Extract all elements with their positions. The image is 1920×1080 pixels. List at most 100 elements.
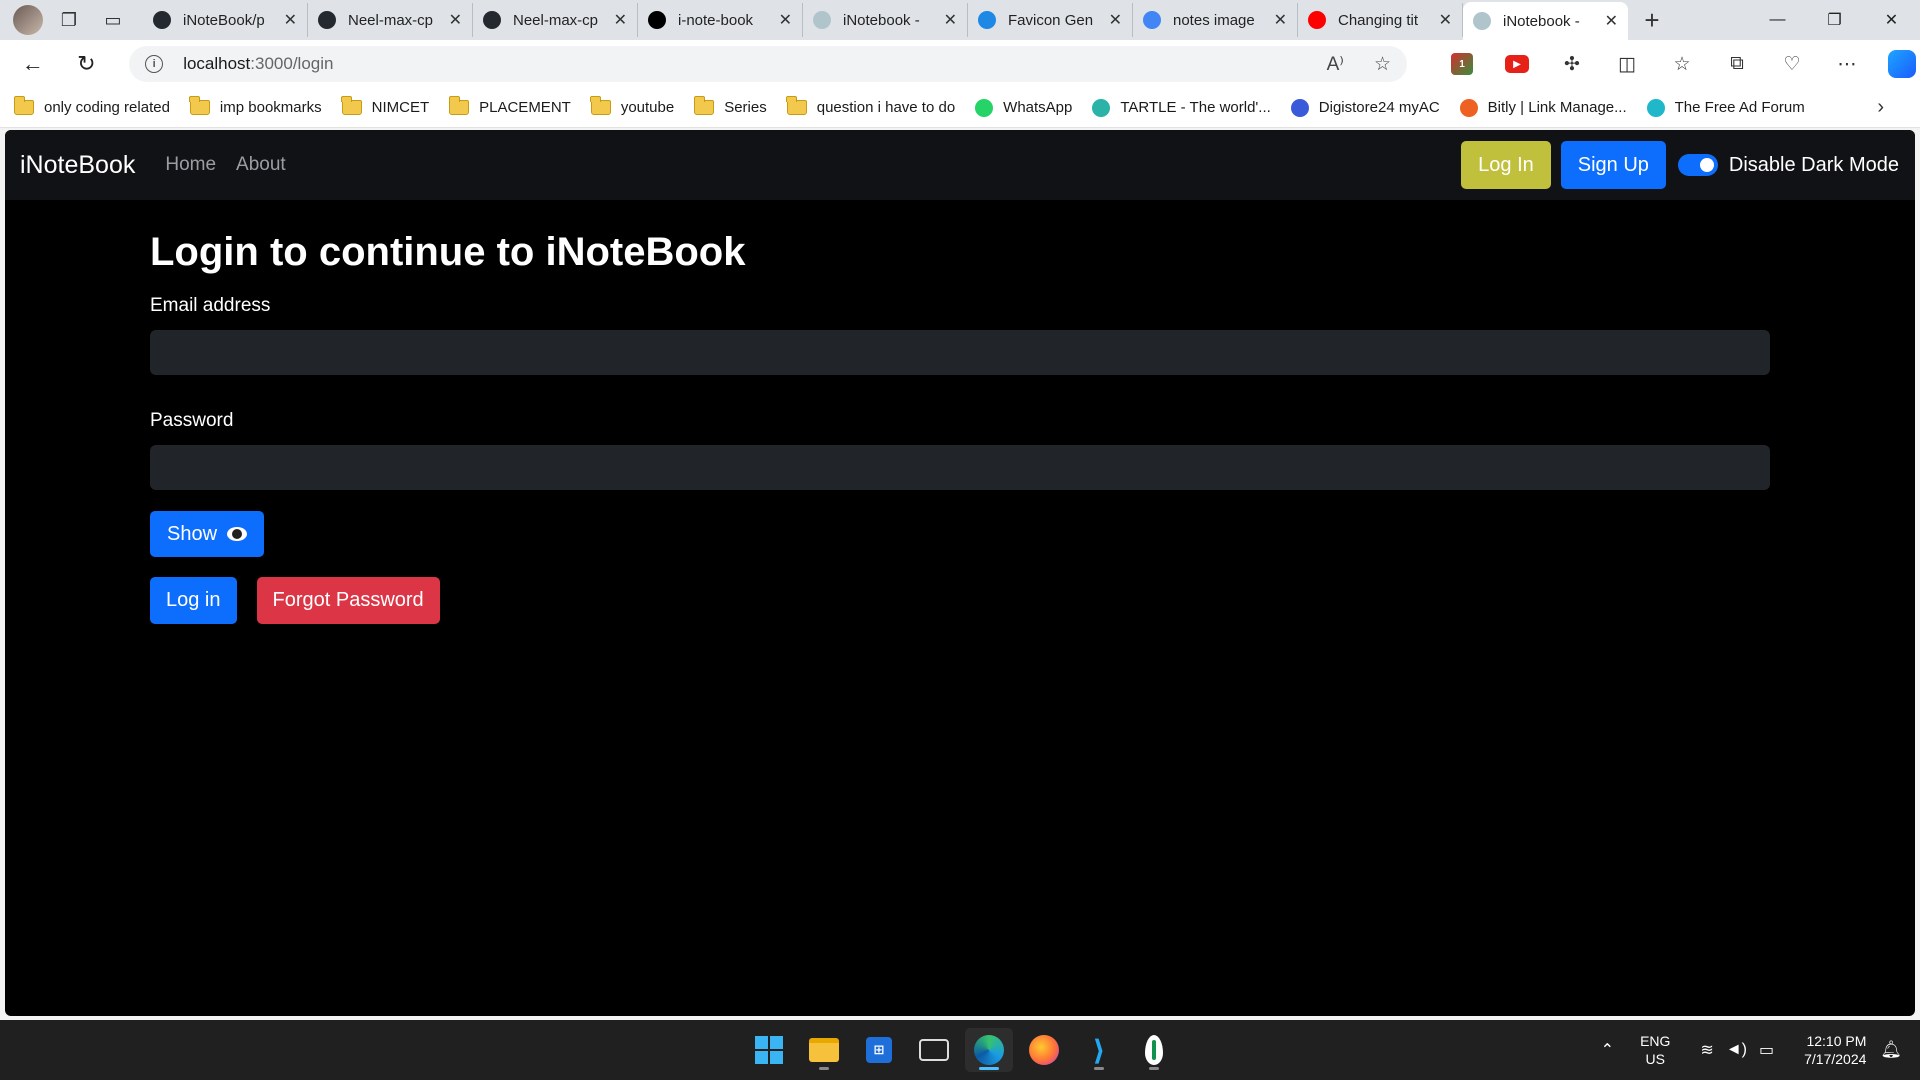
browser-tab-2[interactable]: Neel-max-cp ✕ bbox=[473, 3, 638, 37]
bookmark-label: Bitly | Link Manage... bbox=[1487, 99, 1627, 116]
password-field[interactable] bbox=[150, 445, 1770, 490]
more-bookmarks-chevron-icon[interactable]: › bbox=[1877, 96, 1884, 119]
volume-icon[interactable]: ◄) bbox=[1726, 1041, 1747, 1059]
firefox-icon[interactable] bbox=[1020, 1028, 1068, 1072]
bookmark-item[interactable]: question i have to do bbox=[786, 96, 955, 116]
tab-close-icon[interactable]: ✕ bbox=[1439, 10, 1452, 30]
collections-icon[interactable]: ⧉ bbox=[1719, 46, 1755, 82]
remote-monitor-icon[interactable] bbox=[910, 1028, 958, 1072]
bookmark-item[interactable]: only coding related bbox=[13, 96, 170, 116]
notebook-icon bbox=[1473, 12, 1491, 30]
copilot-icon[interactable] bbox=[1884, 46, 1920, 82]
page-title: Login to continue to iNoteBook bbox=[150, 230, 746, 274]
site-info-icon[interactable]: i bbox=[145, 55, 164, 73]
github-icon bbox=[318, 11, 336, 29]
email-field[interactable] bbox=[150, 330, 1770, 375]
tab-close-icon[interactable]: ✕ bbox=[1605, 11, 1618, 31]
bookmark-item[interactable]: imp bookmarks bbox=[189, 96, 322, 116]
navbar-actions: Log In Sign Up Disable Dark Mode bbox=[1461, 141, 1899, 189]
restore-icon[interactable]: ❐ bbox=[1806, 0, 1863, 40]
bookmark-item[interactable]: Digistore24 myAC bbox=[1290, 98, 1440, 117]
forgot-password-button[interactable]: Forgot Password bbox=[256, 577, 440, 624]
tab-close-icon[interactable]: ✕ bbox=[284, 10, 297, 30]
more-options-icon[interactable]: ⋯ bbox=[1829, 46, 1865, 82]
browser-tab-1[interactable]: Neel-max-cp ✕ bbox=[308, 3, 473, 37]
nav-home-link[interactable]: Home bbox=[165, 154, 216, 176]
mongodb-icon[interactable] bbox=[1130, 1028, 1178, 1072]
language-region: US bbox=[1645, 1051, 1665, 1067]
github-icon bbox=[483, 11, 501, 29]
bookmark-item[interactable]: WhatsApp bbox=[975, 98, 1072, 117]
login-submit-button[interactable]: Log in bbox=[150, 577, 237, 624]
workspaces-icon[interactable]: ❐ bbox=[51, 4, 87, 36]
brand-link[interactable]: iNoteBook bbox=[20, 151, 135, 180]
folder-icon bbox=[693, 96, 715, 115]
browser-tab-6[interactable]: notes image ✕ bbox=[1133, 3, 1298, 37]
minimize-icon[interactable]: — bbox=[1749, 0, 1806, 40]
bookmark-item[interactable]: NIMCET bbox=[341, 96, 429, 116]
favorite-star-icon[interactable]: ☆ bbox=[1374, 53, 1391, 76]
browser-tab-3[interactable]: i-note-book ✕ bbox=[638, 3, 803, 37]
clock[interactable]: 12:10 PM 7/17/2024 bbox=[1804, 1032, 1866, 1068]
extension-badge-icon[interactable]: 1 bbox=[1444, 46, 1480, 82]
bookmark-item[interactable]: The Free Ad Forum bbox=[1646, 98, 1805, 117]
language-indicator[interactable]: ENG US bbox=[1640, 1032, 1670, 1068]
browser-tab-5[interactable]: Favicon Gen ✕ bbox=[968, 3, 1133, 37]
bookmark-item[interactable]: Series bbox=[693, 96, 767, 116]
nav-about-link[interactable]: About bbox=[236, 154, 286, 176]
browser-essentials-icon[interactable]: ♡ bbox=[1774, 46, 1810, 82]
bookmark-label: The Free Ad Forum bbox=[1674, 99, 1805, 116]
store-icon[interactable]: ⊞ bbox=[855, 1028, 903, 1072]
bookmark-item[interactable]: youtube bbox=[590, 96, 675, 116]
tab-close-icon[interactable]: ✕ bbox=[779, 10, 792, 30]
refresh-icon[interactable]: ↻ bbox=[66, 44, 108, 84]
folder-icon bbox=[189, 96, 210, 115]
browser-tab-0[interactable]: iNoteBook/p ✕ bbox=[143, 3, 308, 37]
eye-icon bbox=[227, 527, 248, 541]
browser-tab-8[interactable]: iNotebook - ✕ bbox=[1463, 2, 1628, 40]
navbar-signup-button[interactable]: Sign Up bbox=[1560, 141, 1666, 189]
new-tab-button[interactable]: + bbox=[1632, 3, 1672, 37]
edge-browser-icon[interactable] bbox=[965, 1028, 1013, 1072]
bookmark-item[interactable]: Bitly | Link Manage... bbox=[1459, 98, 1627, 117]
browser-tab-7[interactable]: Changing tit ✕ bbox=[1298, 3, 1463, 37]
browser-tab-4[interactable]: iNotebook - ✕ bbox=[803, 3, 968, 37]
tab-title: Changing tit bbox=[1338, 11, 1419, 29]
tab-title: Neel-max-cp bbox=[513, 11, 599, 29]
notification-bell-icon[interactable]: 🔔︎ bbox=[1880, 1040, 1902, 1060]
battery-icon[interactable]: ▭ bbox=[1759, 1040, 1774, 1060]
tab-close-icon[interactable]: ✕ bbox=[1109, 10, 1122, 30]
extensions-puzzle-icon[interactable]: ✣ bbox=[1554, 46, 1590, 82]
address-bar-row: ← ↻ i localhost:3000/login A⁾ ☆ 1 ▶ ✣ ◫ … bbox=[0, 40, 1920, 88]
browser-tab-strip: ❐ ▭ iNoteBook/p ✕ Neel-max-cp ✕ Neel-max-cp ✕… bbox=[0, 0, 1920, 40]
system-tray: ⌃ ENG US ≋ ◄) ▭ 12:10 PM 7/17/2024 🔔︎ bbox=[1601, 1020, 1920, 1080]
profile-avatar[interactable] bbox=[13, 5, 43, 35]
tab-title: iNotebook - bbox=[843, 11, 920, 29]
clock-date: 7/17/2024 bbox=[1804, 1051, 1867, 1067]
favorites-icon[interactable]: ☆ bbox=[1664, 46, 1700, 82]
tab-actions-icon[interactable]: ▭ bbox=[95, 4, 131, 36]
show-password-button[interactable]: Show bbox=[150, 511, 265, 557]
start-windows-icon[interactable] bbox=[745, 1028, 793, 1072]
file-explorer-icon[interactable] bbox=[800, 1028, 848, 1072]
dark-mode-toggle[interactable] bbox=[1677, 154, 1718, 176]
tab-close-icon[interactable]: ✕ bbox=[614, 10, 627, 30]
tab-close-icon[interactable]: ✕ bbox=[944, 10, 957, 30]
bookmark-label: TARTLE - The world'... bbox=[1120, 99, 1271, 116]
back-icon[interactable]: ← bbox=[12, 44, 54, 84]
read-aloud-icon[interactable]: A⁾ bbox=[1327, 53, 1344, 76]
bookmark-label: PLACEMENT bbox=[479, 99, 571, 116]
url-input[interactable]: i localhost:3000/login A⁾ ☆ bbox=[129, 46, 1407, 82]
close-window-icon[interactable]: ✕ bbox=[1863, 0, 1920, 40]
tab-close-icon[interactable]: ✕ bbox=[449, 10, 462, 30]
bookmark-label: youtube bbox=[620, 99, 675, 116]
youtube-extension-icon[interactable]: ▶ bbox=[1499, 46, 1535, 82]
vscode-icon[interactable]: ⟩ bbox=[1075, 1028, 1123, 1072]
split-screen-icon[interactable]: ◫ bbox=[1609, 46, 1645, 82]
wifi-icon[interactable]: ≋ bbox=[1700, 1040, 1713, 1060]
navbar-login-button[interactable]: Log In bbox=[1461, 141, 1551, 189]
tab-close-icon[interactable]: ✕ bbox=[1274, 10, 1287, 30]
show-hidden-icons-chevron-icon[interactable]: ⌃ bbox=[1601, 1040, 1614, 1060]
bookmark-item[interactable]: PLACEMENT bbox=[448, 96, 571, 116]
bookmark-item[interactable]: TARTLE - The world'... bbox=[1092, 98, 1271, 117]
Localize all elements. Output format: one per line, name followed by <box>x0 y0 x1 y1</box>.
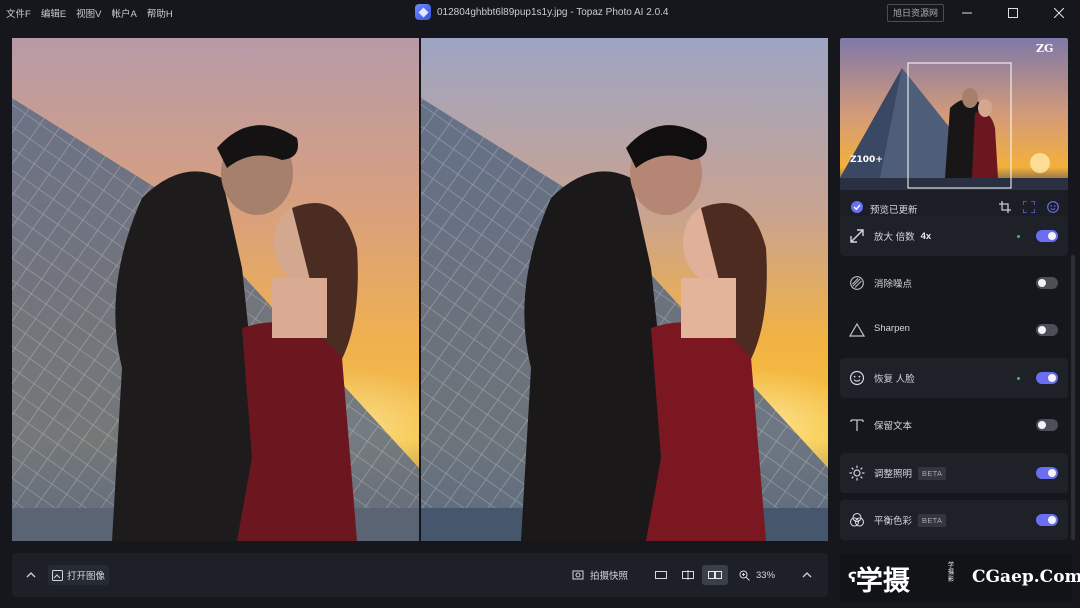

WHAT TO DO — Format as a numbered list the lines from the one containing "browser-tab-2[interactable]: Neel-max-cp ✕" up to and including the one containing "browser-tab-1[interactable]: Neel-max-cp ✕", leaving out any blank lines.

SOLUTION BELOW —
1. browser-tab-2[interactable]: Neel-max-cp ✕ bbox=[473, 3, 638, 37]
2. bookmark-label: Bitly | Link Manage... bbox=[1487, 99, 1627, 116]
3. password-field[interactable] bbox=[150, 445, 1770, 490]
4. more-bookmarks-chevron-icon[interactable]: › bbox=[1877, 96, 1884, 119]
5. volume-icon[interactable]: ◄) bbox=[1726, 1041, 1747, 1059]
6. firefox-icon[interactable] bbox=[1020, 1028, 1068, 1072]
7. bookmark-item[interactable]: question i have to do bbox=[786, 96, 955, 116]
8. tab-close-icon[interactable]: ✕ bbox=[1439, 10, 1452, 30]
9. collections-icon[interactable]: ⧉ bbox=[1719, 46, 1755, 82]
10. remote-monitor-icon[interactable] bbox=[910, 1028, 958, 1072]
11. bookmark-item[interactable]: only coding related bbox=[13, 96, 170, 116]
12. notebook-icon bbox=[1473, 12, 1491, 30]
13. copilot-icon[interactable] bbox=[1884, 46, 1920, 82]
14. page-title: Login to continue to iNoteBook bbox=[150, 230, 746, 274]
15. site-info-icon[interactable]: i bbox=[145, 55, 164, 73]
16. github-icon bbox=[318, 11, 336, 29]
17. email-field[interactable] bbox=[150, 330, 1770, 375]
18. tab-close-icon[interactable]: ✕ bbox=[1605, 11, 1618, 31]
19. bookmark-item[interactable]: imp bookmarks bbox=[189, 96, 322, 116]
20. navbar-actions: Log In Sign Up Disable Dark Mode bbox=[1461, 141, 1899, 189]
21. restore-icon[interactable]: ❐ bbox=[1806, 0, 1863, 40]
22. bookmark-item[interactable]: Digistore24 myAC bbox=[1290, 98, 1440, 117]
23. forgot-password-button[interactable]: Forgot Password bbox=[256, 577, 440, 624]
24. tab-close-icon[interactable]: ✕ bbox=[284, 10, 297, 30]
25. more-options-icon[interactable]: ⋯ bbox=[1829, 46, 1865, 82]
26. browser-tab-1[interactable]: Neel-max-cp ✕ bbox=[308, 3, 473, 37]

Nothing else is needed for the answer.